List all the lines in these records that hold "content".

####

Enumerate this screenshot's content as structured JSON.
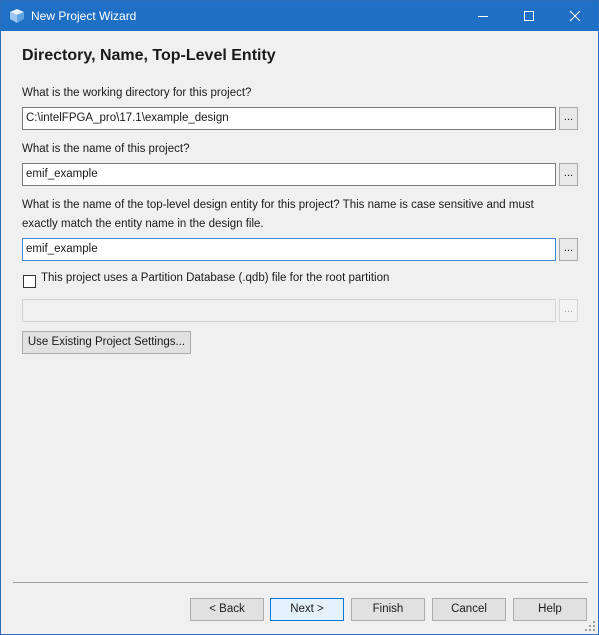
{
  "window": {
    "title": "New Project Wizard",
    "icon": "quartus-app-icon",
    "controls": [
      "minimize-icon",
      "maximize-icon",
      "close-icon"
    ]
  },
  "page": {
    "title": "Directory, Name, Top-Level Entity"
  },
  "fields": {
    "working_dir": {
      "label": "What is the working directory for this project?",
      "value": "C:\\intelFPGA_pro\\17.1\\example_design",
      "browse_label": "..."
    },
    "project_name": {
      "label": "What is the name of this project?",
      "value": "emif_example",
      "browse_label": "..."
    },
    "top_level": {
      "label": "What is the name of the top-level design entity for this project? This name is case sensitive and must exactly match the entity name in the design file.",
      "value": "emif_example",
      "browse_label": "..."
    },
    "partition_db": {
      "checkbox_label": "This project uses a Partition Database (.qdb) file for the root partition",
      "checked": false,
      "value": "",
      "browse_label": "..."
    }
  },
  "buttons": {
    "use_existing": "Use Existing Project Settings...",
    "back": "< Back",
    "next": "Next >",
    "finish": "Finish",
    "cancel": "Cancel",
    "help": "Help"
  }
}
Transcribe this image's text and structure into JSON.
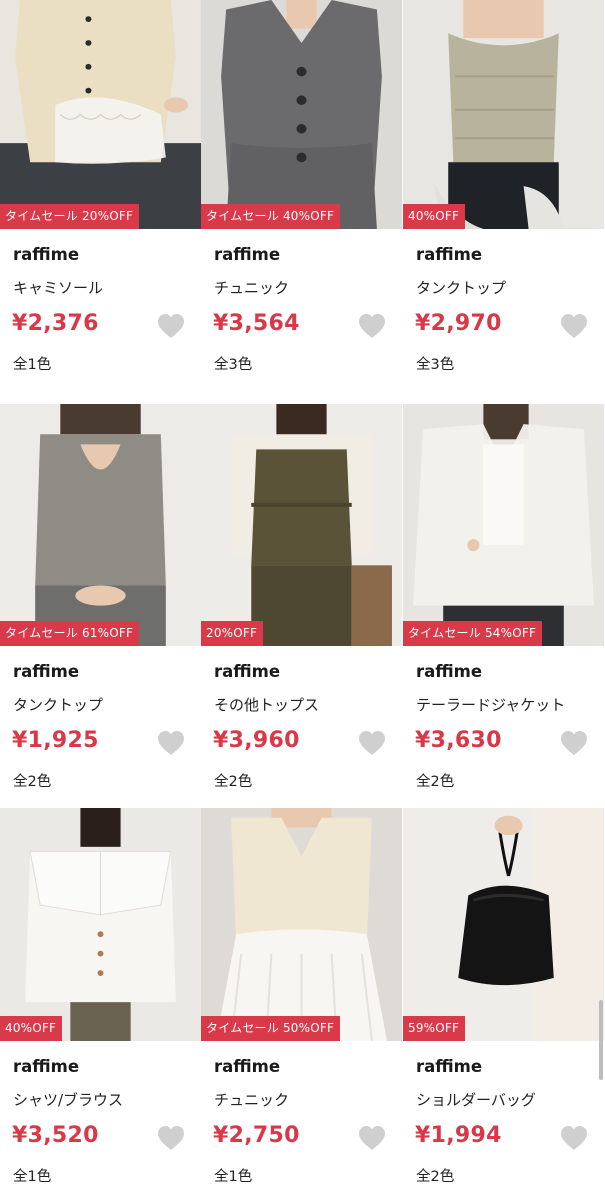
{
  "products": [
    {
      "badge": "タイムセール 20%OFF",
      "brand": "raffime",
      "category": "キャミソール",
      "price": "¥2,376",
      "colors": "全1色",
      "image": "cream-lace-knit-top",
      "bg": "#e9e5df"
    },
    {
      "badge": "タイムセール 40%OFF",
      "brand": "raffime",
      "category": "チュニック",
      "price": "¥3,564",
      "colors": "全3色",
      "image": "gray-knit-tunic",
      "bg": "#dcdad6"
    },
    {
      "badge": "40%OFF",
      "brand": "raffime",
      "category": "タンクトップ",
      "price": "¥2,970",
      "colors": "全3色",
      "image": "sage-knit-tank",
      "bg": "#e8e6e2"
    },
    {
      "badge": "タイムセール 61%OFF",
      "brand": "raffime",
      "category": "タンクトップ",
      "price": "¥1,925",
      "colors": "全2色",
      "image": "gray-backless-knit-tank",
      "bg": "#ecebe8"
    },
    {
      "badge": "20%OFF",
      "brand": "raffime",
      "category": "その他トップス",
      "price": "¥3,960",
      "colors": "全2色",
      "image": "olive-camisole-layered",
      "bg": "#eeece8"
    },
    {
      "badge": "タイムセール 54%OFF",
      "brand": "raffime",
      "category": "テーラードジャケット",
      "price": "¥3,630",
      "colors": "全2色",
      "image": "sheer-white-jacket",
      "bg": "#e7e5e1"
    },
    {
      "badge": "40%OFF",
      "brand": "raffime",
      "category": "シャツ/ブラウス",
      "price": "¥3,520",
      "colors": "全1色",
      "image": "white-sailor-collar-blouse",
      "bg": "#ebe9e6"
    },
    {
      "badge": "タイムセール 50%OFF",
      "brand": "raffime",
      "category": "チュニック",
      "price": "¥2,750",
      "colors": "全1色",
      "image": "ivory-knit-peplum-tunic",
      "bg": "#dedbd6"
    },
    {
      "badge": "59%OFF",
      "brand": "raffime",
      "category": "ショルダーバッグ",
      "price": "¥1,994",
      "colors": "全2色",
      "image": "black-drawstring-bag",
      "bg": "#efedea"
    }
  ],
  "icons": {
    "favorite": "heart-icon"
  },
  "colors": {
    "badge": "#d93a4a",
    "price": "#d83848",
    "heart": "#cfcfcf"
  }
}
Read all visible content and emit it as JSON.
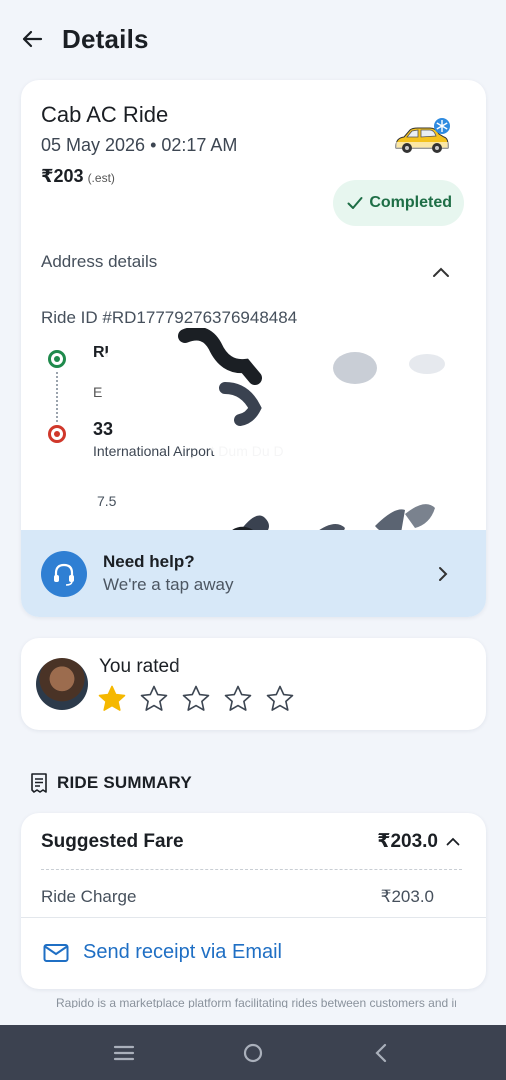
{
  "header": {
    "title": "Details"
  },
  "ride": {
    "title": "Cab AC Ride",
    "datetime": "05 May 2026 • 02:17 AM",
    "fare": "₹203",
    "fare_note": "(.est)",
    "status": "Completed",
    "address_header": "Address details",
    "ride_id": "Ride ID #RD17779276376948484",
    "pickup": {
      "name": "RI",
      "subtext": "E"
    },
    "drop": {
      "name": "33",
      "address": "International Airport Dum Du D"
    },
    "distance": "7.5"
  },
  "help": {
    "title": "Need help?",
    "subtitle": "We're a tap away"
  },
  "rating": {
    "label": "You rated",
    "stars_filled": 1,
    "stars_total": 5
  },
  "summary": {
    "title": "RIDE SUMMARY",
    "suggested_fare_label": "Suggested Fare",
    "suggested_fare_value": "₹203.0",
    "ride_charge_label": "Ride Charge",
    "ride_charge_value": "₹203.0",
    "email_label": "Send receipt via Email"
  },
  "footnote": "Rapido is a marketplace platform facilitating rides between customers and independent captains",
  "colors": {
    "status_green": "#1e6e46",
    "help_blue": "#2f7fd3",
    "link_blue": "#1f6fc4",
    "star": "#f5b800"
  }
}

####

* REPLY
Enumerate this screenshot's content as structured JSON.
Read all visible content and emit it as JSON.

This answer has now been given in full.